### Source document
———

“The more you buy, the more you save”. These are words NVIDIAs CEO Jensen Huang always utters at NVIDIAs GTC conference series. What he refers to is that in machine learning there are often many hyperparameters to optimize. Although a skilled machine learning engineer is able to select reasonable ones, there is often a lot of performance you can reach by trying out different parameters. The faster you can try out these parameter sets, the better, therefore, more GPUs means faster iterations and thus money saved (https://loupventures.com/nvidia-buy-more-gpus-save-more-money/).
Last weekend I wanted to try scaling some deep learning algorithms to see how fast I would be able to train imagenet. Over the last year training a 50-layer residual network on the imagenet dataset became a challenge, where IBM was able to train it in only 50 minutes( https://www.infoq.com/news/2017/09/ibm-scale-neural-network-gpus/). Sony beat this record a few months ago when they trained this network in only 224 seconds (https://www.infoq.com/news/2018/11/resnet-imagenet/).
Although these training speeds seem ridiculous, training your own hobby-networks quickly turns out to be quite in reach. Using Amazon’s AWS you can rent compute instances, where the best instance you can get gives you 8 very powerful NVIDIA Tesla V100 GPUS. To put this in comparison: most programmers are happy to run their deep learning algorithm on a NVIDIA 1080 GPU, with 0.355 64-bit tera-FLOPS (Floating Point Operations Per Second). A Tesla V100 has 7-7.8 64-bit TFLOPS (https://www.microway.com/knowledge-center-articles/comparison-of-nvidia-geforce-gpus-and-nvidia-tesla-gpus/). If scaling your training to this more powerful GPU does not give you the speedup you wanted, you can have 8 of them on one AWS instance, and you can also spin up multiple instances of these computers and train your network on all of them at the same time.
Training on an amazon-provided computer is easy, and Amazon already provided an excellent image you want to use: the deep learning AMI(https://aws.amazon.com/machine-learning/amis/). Their deep learning AMI guide has lots of interesting information and tutorials, and I recommend to check it out and read through the relevant parts: https://docs.amazonaws.cn/en_us/dlami/latest/devguide/dlami-dg.pdf. The pdf is quite big (251 pages), and that the tutorial “TensorFlow with Horovod” is the interesting one.
Horovod (https://github.com/horovod/horovod) is a framework produced by Uber which is able to scale deep learning over multiple computers. Horovod is also what was used to train imagenet with 256 GPUS in only 3 minutes.
https://aws.amazon.com/blogs/machine-learning/scalable-multi-node-training-with-tensorflow/
Tutorial
To start scaling your machine-learning algorithm across instances you first login to your AWS console (https://console.aws.amazon.com/ec2/home) and click the Lauch Instance button.
First you select the deep learning AMI I talked about before.

———

### Data provided

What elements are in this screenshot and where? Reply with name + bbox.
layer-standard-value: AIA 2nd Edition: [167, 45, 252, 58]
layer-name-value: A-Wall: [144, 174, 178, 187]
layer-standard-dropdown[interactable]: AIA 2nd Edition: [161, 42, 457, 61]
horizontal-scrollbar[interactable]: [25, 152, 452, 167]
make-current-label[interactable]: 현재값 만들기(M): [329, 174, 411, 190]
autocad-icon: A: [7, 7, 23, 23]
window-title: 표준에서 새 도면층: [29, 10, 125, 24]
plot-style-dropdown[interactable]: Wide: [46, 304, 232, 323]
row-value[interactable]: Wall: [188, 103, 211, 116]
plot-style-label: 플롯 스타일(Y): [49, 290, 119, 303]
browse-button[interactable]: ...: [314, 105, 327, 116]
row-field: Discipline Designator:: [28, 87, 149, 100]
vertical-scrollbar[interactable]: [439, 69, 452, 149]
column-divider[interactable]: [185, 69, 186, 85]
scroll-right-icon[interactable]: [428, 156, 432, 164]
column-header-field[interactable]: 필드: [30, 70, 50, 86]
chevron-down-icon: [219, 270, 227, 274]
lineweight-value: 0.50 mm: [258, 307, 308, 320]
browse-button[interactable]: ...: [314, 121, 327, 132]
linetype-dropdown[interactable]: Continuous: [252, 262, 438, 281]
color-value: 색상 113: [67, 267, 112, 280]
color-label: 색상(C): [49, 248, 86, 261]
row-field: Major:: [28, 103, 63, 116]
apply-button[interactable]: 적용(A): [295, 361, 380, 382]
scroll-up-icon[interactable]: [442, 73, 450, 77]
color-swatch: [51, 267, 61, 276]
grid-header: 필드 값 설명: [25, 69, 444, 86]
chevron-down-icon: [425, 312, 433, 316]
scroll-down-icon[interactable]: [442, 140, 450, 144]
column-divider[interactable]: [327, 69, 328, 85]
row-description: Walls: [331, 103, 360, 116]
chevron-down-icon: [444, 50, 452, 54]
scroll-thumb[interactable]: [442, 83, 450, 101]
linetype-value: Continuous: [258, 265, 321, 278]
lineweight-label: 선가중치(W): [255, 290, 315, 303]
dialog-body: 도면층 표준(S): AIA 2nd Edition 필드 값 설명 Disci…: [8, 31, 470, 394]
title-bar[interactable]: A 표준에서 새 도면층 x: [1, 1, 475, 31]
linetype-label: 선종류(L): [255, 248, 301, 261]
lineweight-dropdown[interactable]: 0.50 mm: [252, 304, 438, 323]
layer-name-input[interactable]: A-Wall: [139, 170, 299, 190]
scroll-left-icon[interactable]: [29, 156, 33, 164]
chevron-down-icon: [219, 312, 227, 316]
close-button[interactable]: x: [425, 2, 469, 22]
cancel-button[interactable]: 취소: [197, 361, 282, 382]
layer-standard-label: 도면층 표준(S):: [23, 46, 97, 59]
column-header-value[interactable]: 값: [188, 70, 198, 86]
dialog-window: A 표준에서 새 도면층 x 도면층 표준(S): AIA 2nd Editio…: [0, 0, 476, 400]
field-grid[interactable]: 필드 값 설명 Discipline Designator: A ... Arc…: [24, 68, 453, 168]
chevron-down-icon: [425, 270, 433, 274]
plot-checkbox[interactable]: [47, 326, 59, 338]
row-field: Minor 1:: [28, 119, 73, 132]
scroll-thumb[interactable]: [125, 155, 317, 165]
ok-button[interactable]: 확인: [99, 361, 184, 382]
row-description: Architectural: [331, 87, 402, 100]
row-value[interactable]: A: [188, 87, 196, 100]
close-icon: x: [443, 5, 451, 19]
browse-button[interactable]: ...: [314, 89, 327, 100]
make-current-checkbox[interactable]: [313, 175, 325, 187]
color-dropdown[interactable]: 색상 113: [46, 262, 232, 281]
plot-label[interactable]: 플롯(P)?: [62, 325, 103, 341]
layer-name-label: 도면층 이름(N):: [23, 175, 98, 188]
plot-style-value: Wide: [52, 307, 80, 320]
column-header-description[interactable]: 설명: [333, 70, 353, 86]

———

### Actions to take
A: Render the records, from their first line through the line containing "row-value[interactable]: Wall: [188, 103, 211, 116]", as a numbered list with blank lines omitted.
B: Continue the tutorial on scaling deep learning training across AWS instances from where it stops.
The records and the text on scaling deep learning training are unrelated to each other.

### Exercise results
A:
1. What elements are in this screenshot and where? Reply with name + bbox.
2. layer-standard-value: AIA 2nd Edition: [167, 45, 252, 58]
3. layer-name-value: A-Wall: [144, 174, 178, 187]
4. layer-standard-dropdown[interactable]: AIA 2nd Edition: [161, 42, 457, 61]
5. horizontal-scrollbar[interactable]: [25, 152, 452, 167]
6. make-current-label[interactable]: 현재값 만들기(M): [329, 174, 411, 190]
7. autocad-icon: A: [7, 7, 23, 23]
8. window-title: 표준에서 새 도면층: [29, 10, 125, 24]
9. plot-style-dropdown[interactable]: Wide: [46, 304, 232, 323]
10. row-value[interactable]: Wall: [188, 103, 211, 116]

B:
Next you can select the specific instance you want to have. You can find an overview of the GPU instances and their capabilities here: https://docs.aws.amazon.com/dlami/latest/devguide/gpu.html. Note that having more GPUS will speed up your training, but will also be more expensive. I recommend trying to start with one GPU and trying to fully use that one. Once you can do that try to fill 4-8 GPUs to their full capacity. Once you finished that you can move on to the final challenge: scale your training across multiple machines.
As a side-note: not every Amazon region has the same instances, and some regions have more compute available than others. If your preference is not available you can always go to another region. Make sure your data is in the same region though.
Next you can configure the instance details. I case you are interested in scaling your machine learning algorithm across multiple instances this is the moment where you can select how many instances, and where you have to add them to a placement group.
Next steps involve selecting how much storage you want on your instances, and tags you might want to add. This is purely dependent on how you want to use your instances.
In terms of security group: what I found works is creating a new security group for them where you can choose from what sources SSH access is allowed.
Launch your instances! Now that they are running it’s time to edit them directly. For horovod you apparently need more than only SSH-access. Select your instances one by one and add them to a security group which allows inbound traffic from all instances in the same security group. For me this was the default security group.
As a next step you have to make sure that your machines can connect to each other. I had to create two ssh keys on both machines using ssh-keygen, and add credentials to the machines. Note that I had to add not only the key of the other machine, but also my own public key to ~/.ssh/authorized_keys.
The steps to do this are as follows for the case where you have two AWS instances, which I will call machine_1 and machine_2:
On both machines run ssh-keygen. This will create the folder ~/.ssh which will contain the files authorized_keys, id_rsa.pub and id_rsa.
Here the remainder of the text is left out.